Request. Find every line containing the word "Hanya" and report the count, nothing more.

[start of Given entries]

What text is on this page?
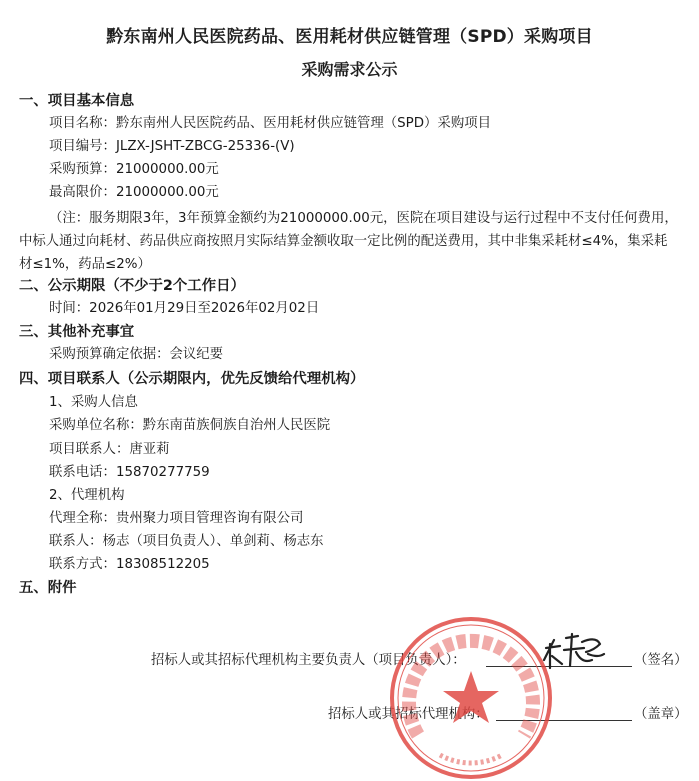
黔东南州人民医院药品、医用耗材供应链管理（SPD）采购项目
采购需求公示
一、项目基本信息
项目名称：黔东南州人民医院药品、医用耗材供应链管理（SPD）采购项目
项目编号：JLZX-JSHT-ZBCG-25336-(V)
采购预算：21000000.00元
最高限价：21000000.00元
（注：服务期限3年，3年预算金额约为21000000.00元，医院在项目建设与运行过程中不支付任何费用，中标人通过向耗材、药品供应商按照月实际结算金额收取一定比例的配送费用，其中非集采耗材≤4%，集采耗材≤1%，药品≤2%）
二、公示期限（不少于2个工作日）
时间：2026年01月29日至2026年02月02日
三、其他补充事宜
采购预算确定依据：会议纪要
四、项目联系人（公示期限内，优先反馈给代理机构）
1、采购人信息
采购单位名称：黔东南苗族侗族自治州人民医院
项目联系人：唐亚莉
联系电话：15870277759
2、代理机构
代理全称：贵州聚力项目管理咨询有限公司
联系人：杨志（项目负责人）、单剑莉、杨志东
联系方式：18308512205
五、附件
招标人或其招标代理机构主要负责人（项目负责人）：	（签名）
招标人或其招标代理机构：	（盖章）
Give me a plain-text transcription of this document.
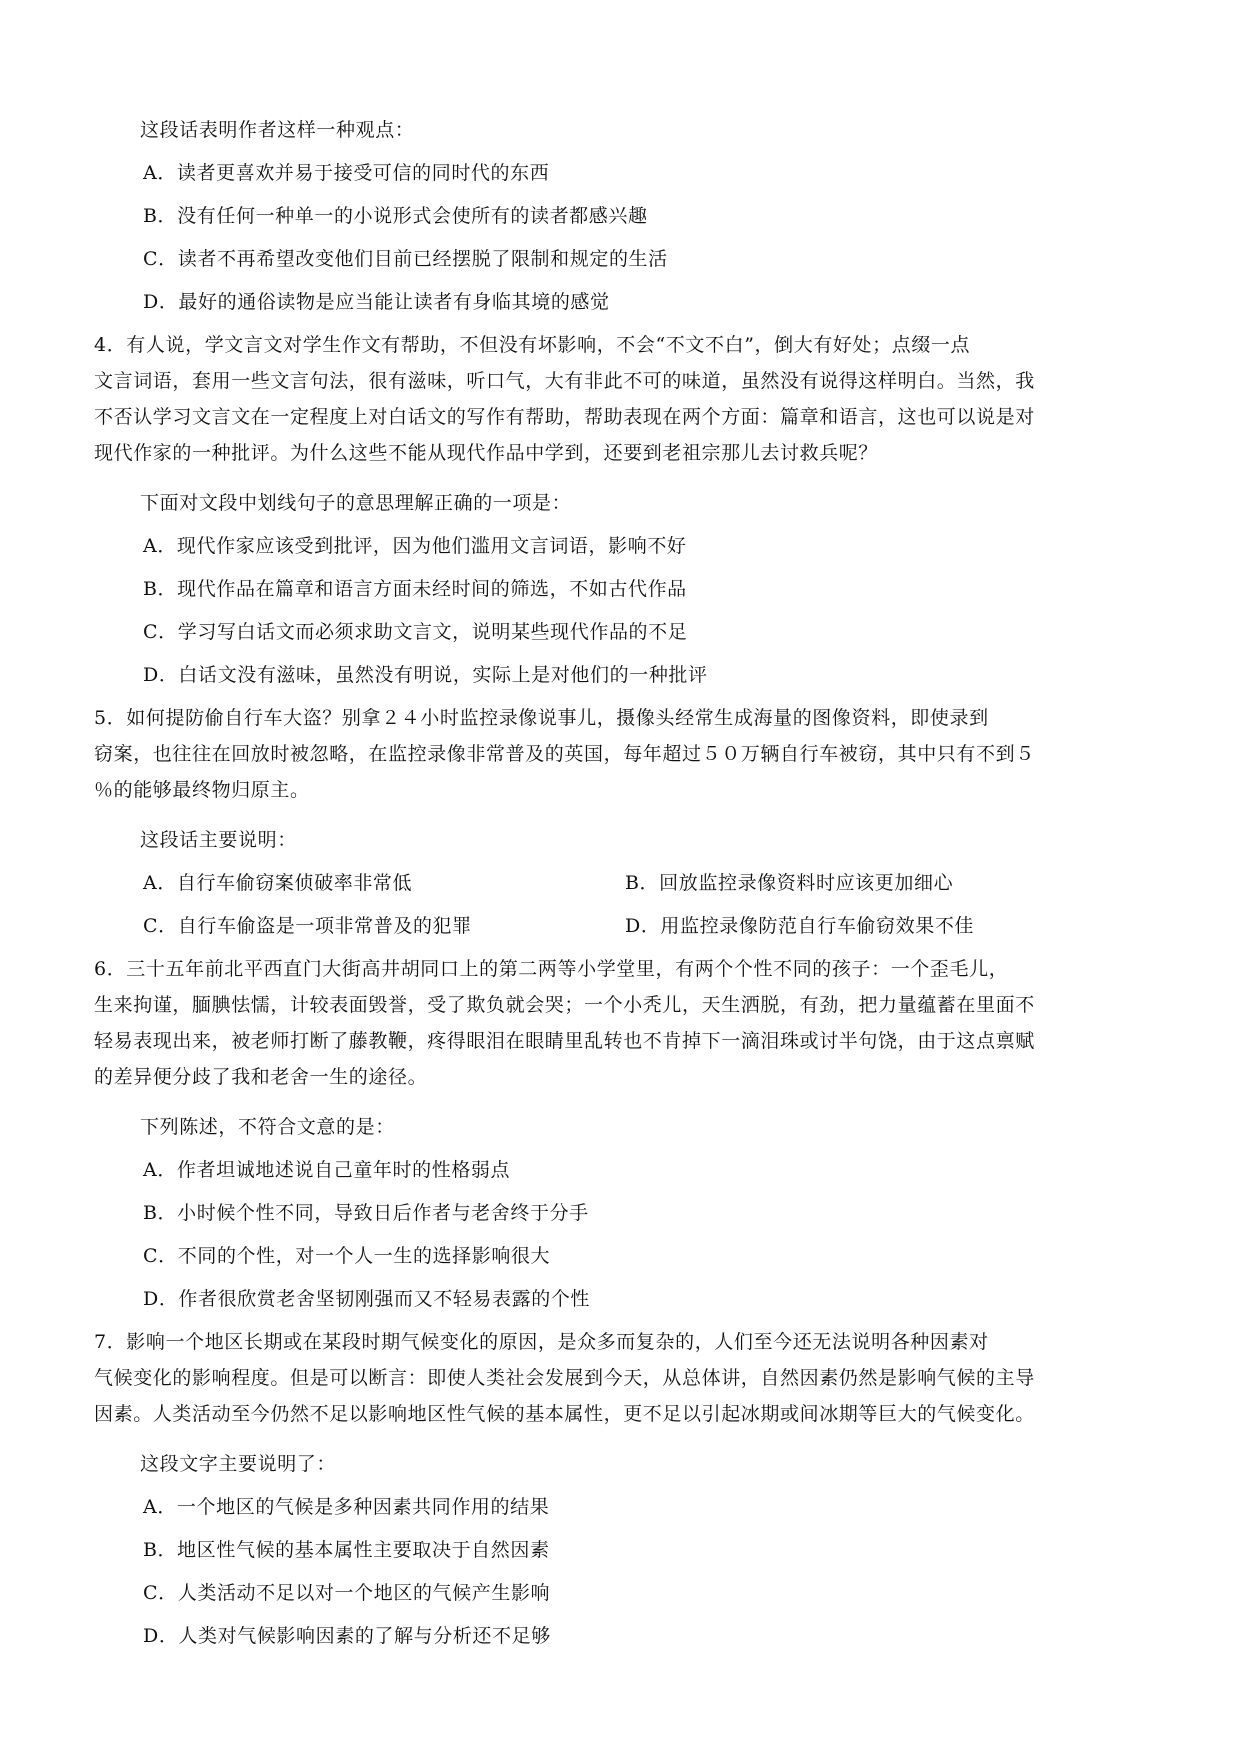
这段话表明作者这样一种观点：
A．读者更喜欢并易于接受可信的同时代的东西
B．没有任何一种单一的小说形式会使所有的读者都感兴趣
C．读者不再希望改变他们目前已经摆脱了限制和规定的生活
D．最好的通俗读物是应当能让读者有身临其境的感觉
4．有人说，学文言文对学生作文有帮助，不但没有坏影响，不会“不文不白”，倒大有好处；点缀一点
文言词语，套用一些文言句法，很有滋味，听口气，大有非此不可的味道，虽然没有说得这样明白。当然，我
不否认学习文言文在一定程度上对白话文的写作有帮助，帮助表现在两个方面：篇章和语言，这也可以说是对
现代作家的一种批评。为什么这些不能从现代作品中学到，还要到老祖宗那儿去讨救兵呢？
下面对文段中划线句子的意思理解正确的一项是：
A．现代作家应该受到批评，因为他们滥用文言词语，影响不好
B．现代作品在篇章和语言方面未经时间的筛选，不如古代作品
C．学习写白话文而必须求助文言文，说明某些现代作品的不足
D．白话文没有滋味，虽然没有明说，实际上是对他们的一种批评
5．如何提防偷自行车大盗？别拿２４小时监控录像说事儿，摄像头经常生成海量的图像资料，即使录到
窃案，也往往在回放时被忽略，在监控录像非常普及的英国，每年超过５０万辆自行车被窃，其中只有不到５
％的能够最终物归原主。
这段话主要说明：
A．自行车偷窃案侦破率非常低	B．回放监控录像资料时应该更加细心
C．自行车偷盗是一项非常普及的犯罪	D．用监控录像防范自行车偷窃效果不佳
6．三十五年前北平西直门大街高井胡同口上的第二两等小学堂里，有两个个性不同的孩子：一个歪毛儿，
生来拘谨，腼腆怯懦，计较表面毁誉，受了欺负就会哭；一个小秃儿，天生洒脱，有劲，把力量蕴蓄在里面不
轻易表现出来，被老师打断了藤教鞭，疼得眼泪在眼睛里乱转也不肯掉下一滴泪珠或讨半句饶，由于这点禀赋
的差异便分歧了我和老舍一生的途径。
下列陈述，不符合文意的是：
A．作者坦诚地述说自己童年时的性格弱点
B．小时候个性不同，导致日后作者与老舍终于分手
C．不同的个性，对一个人一生的选择影响很大
D．作者很欣赏老舍坚韧刚强而又不轻易表露的个性
7．影响一个地区长期或在某段时期气候变化的原因，是众多而复杂的，人们至今还无法说明各种因素对
气候变化的影响程度。但是可以断言：即使人类社会发展到今天，从总体讲，自然因素仍然是影响气候的主导
因素。人类活动至今仍然不足以影响地区性气候的基本属性，更不足以引起冰期或间冰期等巨大的气候变化。
这段文字主要说明了：
A．一个地区的气候是多种因素共同作用的结果
B．地区性气候的基本属性主要取决于自然因素
C．人类活动不足以对一个地区的气候产生影响
D．人类对气候影响因素的了解与分析还不足够
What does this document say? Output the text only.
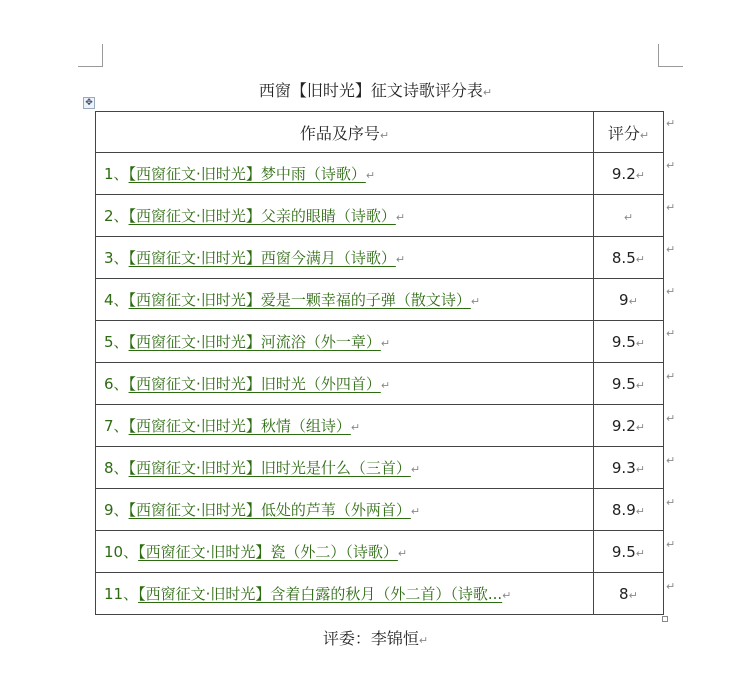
西窗【旧时光】征文诗歌评分表↵
✥
作品及序号↵	评分↵
1、【西窗征文·旧时光】梦中雨（诗歌）↵	9.2↵
2、【西窗征文·旧时光】父亲的眼睛（诗歌）↵	↵
3、【西窗征文·旧时光】西窗今满月（诗歌）↵	8.5↵
4、【西窗征文·旧时光】爱是一颗幸福的子弹（散文诗）↵	9↵
5、【西窗征文·旧时光】河流浴（外一章）↵	9.5↵
6、【西窗征文·旧时光】旧时光（外四首）↵	9.5↵
7、【西窗征文·旧时光】秋情（组诗）↵	9.2↵
8、【西窗征文·旧时光】旧时光是什么（三首）↵	9.3↵
9、【西窗征文·旧时光】低处的芦苇（外两首）↵	8.9↵
10、【西窗征文·旧时光】瓷（外二）（诗歌）↵	9.5↵
11、【西窗征文·旧时光】含着白露的秋月（外二首）（诗歌...↵	8↵
↵
↵
↵
↵
↵
↵
↵
↵
↵
↵
↵
↵
评委：李锦恒↵
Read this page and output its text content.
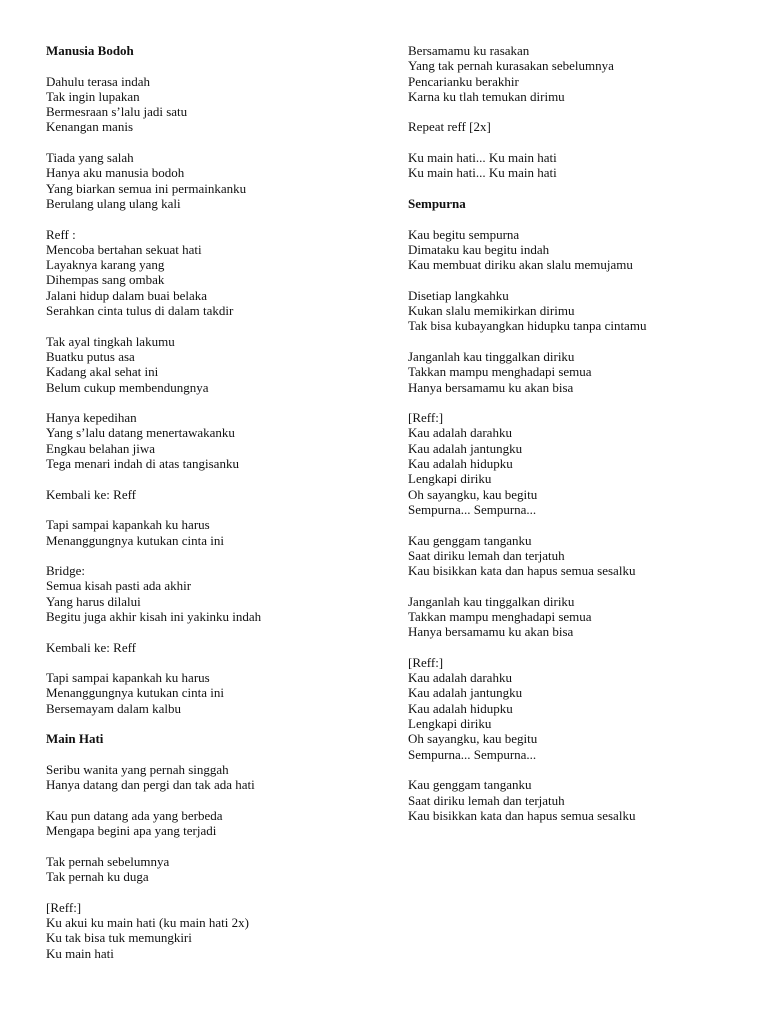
Manusia Bodoh
Dahulu terasa indah
Tak ingin lupakan
Bermesraan s’lalu jadi satu
Kenangan manis
Tiada yang salah
Hanya aku manusia bodoh
Yang biarkan semua ini permainkanku
Berulang ulang ulang kali
Reff :
Mencoba bertahan sekuat hati
Layaknya karang yang
Dihempas sang ombak
Jalani hidup dalam buai belaka
Serahkan cinta tulus di dalam takdir
Tak ayal tingkah lakumu
Buatku putus asa
Kadang akal sehat ini
Belum cukup membendungnya
Hanya kepedihan
Yang s’lalu datang menertawakanku
Engkau belahan jiwa
Tega menari indah di atas tangisanku
Kembali ke: Reff
Tapi sampai kapankah ku harus
Menanggungnya kutukan cinta ini
Bridge:
Semua kisah pasti ada akhir
Yang harus dilalui
Begitu juga akhir kisah ini yakinku indah
Kembali ke: Reff
Tapi sampai kapankah ku harus
Menanggungnya kutukan cinta ini
Bersemayam dalam kalbu
Main Hati
Seribu wanita yang pernah singgah
Hanya datang dan pergi dan tak ada hati
Kau pun datang ada yang berbeda
Mengapa begini apa yang terjadi
Tak pernah sebelumnya
Tak pernah ku duga
[Reff:]
Ku akui ku main hati (ku main hati 2x)
Ku tak bisa tuk memungkiri
Ku main hati
Bersamamu ku rasakan
Yang tak pernah kurasakan sebelumnya
Pencarianku berakhir
Karna ku tlah temukan dirimu
Repeat reff [2x]
Ku main hati... Ku main hati
Ku main hati... Ku main hati
Sempurna
Kau begitu sempurna
Dimataku kau begitu indah
Kau membuat diriku akan slalu memujamu
Disetiap langkahku
Kukan slalu memikirkan dirimu
Tak bisa kubayangkan hidupku tanpa cintamu
Janganlah kau tinggalkan diriku
Takkan mampu menghadapi semua
Hanya bersamamu ku akan bisa
[Reff:]
Kau adalah darahku
Kau adalah jantungku
Kau adalah hidupku
Lengkapi diriku
Oh sayangku, kau begitu
Sempurna... Sempurna...
Kau genggam tanganku
Saat diriku lemah dan terjatuh
Kau bisikkan kata dan hapus semua sesalku
Janganlah kau tinggalkan diriku
Takkan mampu menghadapi semua
Hanya bersamamu ku akan bisa
[Reff:]
Kau adalah darahku
Kau adalah jantungku
Kau adalah hidupku
Lengkapi diriku
Oh sayangku, kau begitu
Sempurna... Sempurna...
Kau genggam tanganku
Saat diriku lemah dan terjatuh
Kau bisikkan kata dan hapus semua sesalku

[end of Given entries]

Answer to this problem. 5